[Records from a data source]
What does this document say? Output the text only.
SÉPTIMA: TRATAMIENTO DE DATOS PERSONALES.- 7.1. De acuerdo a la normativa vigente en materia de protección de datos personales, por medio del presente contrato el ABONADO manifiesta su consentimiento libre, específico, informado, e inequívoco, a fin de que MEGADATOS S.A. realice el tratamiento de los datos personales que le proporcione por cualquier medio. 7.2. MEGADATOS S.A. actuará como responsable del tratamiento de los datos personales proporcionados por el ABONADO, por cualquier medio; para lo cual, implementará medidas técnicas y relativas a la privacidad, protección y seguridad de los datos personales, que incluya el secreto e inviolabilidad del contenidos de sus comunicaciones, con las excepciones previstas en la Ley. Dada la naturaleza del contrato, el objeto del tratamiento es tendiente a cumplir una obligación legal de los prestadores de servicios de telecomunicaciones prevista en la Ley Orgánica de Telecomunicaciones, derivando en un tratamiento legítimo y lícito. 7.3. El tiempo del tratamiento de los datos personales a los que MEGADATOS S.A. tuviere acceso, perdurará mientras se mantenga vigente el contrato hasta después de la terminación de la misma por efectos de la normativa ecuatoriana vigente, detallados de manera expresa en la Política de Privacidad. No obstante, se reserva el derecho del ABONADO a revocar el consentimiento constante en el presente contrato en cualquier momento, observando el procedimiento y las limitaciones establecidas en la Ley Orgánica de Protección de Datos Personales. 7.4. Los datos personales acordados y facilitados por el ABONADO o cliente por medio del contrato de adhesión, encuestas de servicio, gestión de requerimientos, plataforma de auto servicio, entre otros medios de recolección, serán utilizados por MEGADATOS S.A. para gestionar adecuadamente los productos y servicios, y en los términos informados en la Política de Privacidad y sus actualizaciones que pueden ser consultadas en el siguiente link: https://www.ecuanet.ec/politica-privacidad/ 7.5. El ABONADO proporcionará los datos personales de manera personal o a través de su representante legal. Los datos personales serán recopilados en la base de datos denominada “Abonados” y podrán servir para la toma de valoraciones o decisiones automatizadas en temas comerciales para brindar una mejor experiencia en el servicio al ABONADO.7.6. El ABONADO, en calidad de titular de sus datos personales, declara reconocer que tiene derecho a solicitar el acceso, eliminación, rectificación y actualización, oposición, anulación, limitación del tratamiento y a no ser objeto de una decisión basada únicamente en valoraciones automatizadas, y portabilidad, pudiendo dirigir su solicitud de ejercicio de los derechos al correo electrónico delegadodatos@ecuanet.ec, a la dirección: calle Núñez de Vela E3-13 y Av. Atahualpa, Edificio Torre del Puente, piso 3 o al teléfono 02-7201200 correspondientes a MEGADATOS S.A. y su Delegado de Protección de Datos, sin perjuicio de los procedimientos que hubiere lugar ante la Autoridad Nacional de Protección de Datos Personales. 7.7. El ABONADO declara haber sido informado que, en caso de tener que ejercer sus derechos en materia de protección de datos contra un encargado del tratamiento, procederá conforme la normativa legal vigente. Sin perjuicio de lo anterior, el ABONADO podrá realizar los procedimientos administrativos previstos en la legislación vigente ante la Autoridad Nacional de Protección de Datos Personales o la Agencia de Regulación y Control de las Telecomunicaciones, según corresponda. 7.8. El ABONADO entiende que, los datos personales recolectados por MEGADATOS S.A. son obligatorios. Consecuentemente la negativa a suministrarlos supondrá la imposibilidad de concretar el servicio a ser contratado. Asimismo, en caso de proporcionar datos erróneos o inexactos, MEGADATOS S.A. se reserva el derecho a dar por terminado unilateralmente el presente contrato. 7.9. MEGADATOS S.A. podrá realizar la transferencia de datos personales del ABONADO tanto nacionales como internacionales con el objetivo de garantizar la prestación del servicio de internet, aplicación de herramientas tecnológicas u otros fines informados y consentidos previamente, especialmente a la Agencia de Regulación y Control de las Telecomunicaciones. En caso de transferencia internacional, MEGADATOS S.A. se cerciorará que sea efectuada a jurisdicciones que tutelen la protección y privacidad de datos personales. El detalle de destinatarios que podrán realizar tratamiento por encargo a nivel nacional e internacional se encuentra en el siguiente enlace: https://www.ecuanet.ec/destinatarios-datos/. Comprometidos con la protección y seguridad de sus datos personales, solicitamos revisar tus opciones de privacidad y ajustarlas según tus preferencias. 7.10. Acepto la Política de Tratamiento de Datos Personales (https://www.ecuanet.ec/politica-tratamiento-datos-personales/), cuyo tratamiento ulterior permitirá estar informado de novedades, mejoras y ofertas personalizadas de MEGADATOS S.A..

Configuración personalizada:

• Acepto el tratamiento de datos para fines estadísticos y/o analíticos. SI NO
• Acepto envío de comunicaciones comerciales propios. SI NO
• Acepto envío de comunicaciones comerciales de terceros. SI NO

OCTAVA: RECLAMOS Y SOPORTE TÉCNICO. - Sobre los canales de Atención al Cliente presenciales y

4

◆ **Work to do**
Where does the word "envío" appear? Return each line that holds it.

◆ **Exercise response**
• Acepto envío de comunicaciones comerciales propios. SI NO
• Acepto envío de comunicaciones comerciales de terceros. SI NO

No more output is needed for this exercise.